> [Aim] Word for word, print each line of the listing below; pictures stay out.
***** Dataset records
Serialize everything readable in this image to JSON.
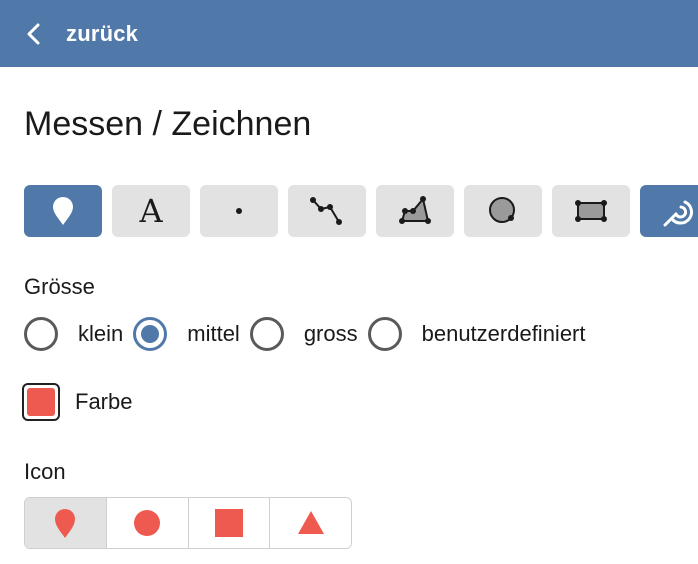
{
  "header": {
    "back_label": "zurück",
    "background": "#5079aa"
  },
  "page": {
    "title": "Messen / Zeichnen"
  },
  "tools": [
    {
      "name": "marker-icon",
      "active": true
    },
    {
      "name": "text-icon",
      "glyph": "A",
      "active": false
    },
    {
      "name": "point-icon",
      "active": false
    },
    {
      "name": "line-icon",
      "active": false
    },
    {
      "name": "polygon-icon",
      "active": false
    },
    {
      "name": "circle-icon",
      "active": false
    },
    {
      "name": "rectangle-icon",
      "active": false
    },
    {
      "name": "rotate-icon",
      "active": true
    }
  ],
  "size": {
    "label": "Grösse",
    "options": [
      "klein",
      "mittel",
      "gross",
      "benutzerdefiniert"
    ],
    "selected": "mittel"
  },
  "color": {
    "label": "Farbe",
    "value": "#ee5a4f",
    "checked": true
  },
  "icon": {
    "label": "Icon",
    "options": [
      "marker-icon",
      "circle-icon",
      "square-icon",
      "triangle-icon"
    ],
    "selected": "marker-icon",
    "color": "#ee5a4f"
  }
}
**********
> [The result]
Serialize everything readable in this image to JSON.
{
  "header": {
    "back_label": "zurück",
    "background": "#5079aa"
  },
  "page": {
    "title": "Messen / Zeichnen"
  },
  "tools": [
    {
      "name": "marker-icon",
      "active": true
    },
    {
      "name": "text-icon",
      "glyph": "A",
      "active": false
    },
    {
      "name": "point-icon",
      "active": false
    },
    {
      "name": "line-icon",
      "active": false
    },
    {
      "name": "polygon-icon",
      "active": false
    },
    {
      "name": "circle-icon",
      "active": false
    },
    {
      "name": "rectangle-icon",
      "active": false
    },
    {
      "name": "rotate-icon",
      "active": true
    }
  ],
  "size": {
    "label": "Grösse",
    "options": [
      "klein",
      "mittel",
      "gross",
      "benutzerdefiniert"
    ],
    "selected": "mittel"
  },
  "color": {
    "label": "Farbe",
    "value": "#ee5a4f",
    "checked": true
  },
  "icon": {
    "label": "Icon",
    "options": [
      "marker-icon",
      "circle-icon",
      "square-icon",
      "triangle-icon"
    ],
    "selected": "marker-icon",
    "color": "#ee5a4f"
  }
}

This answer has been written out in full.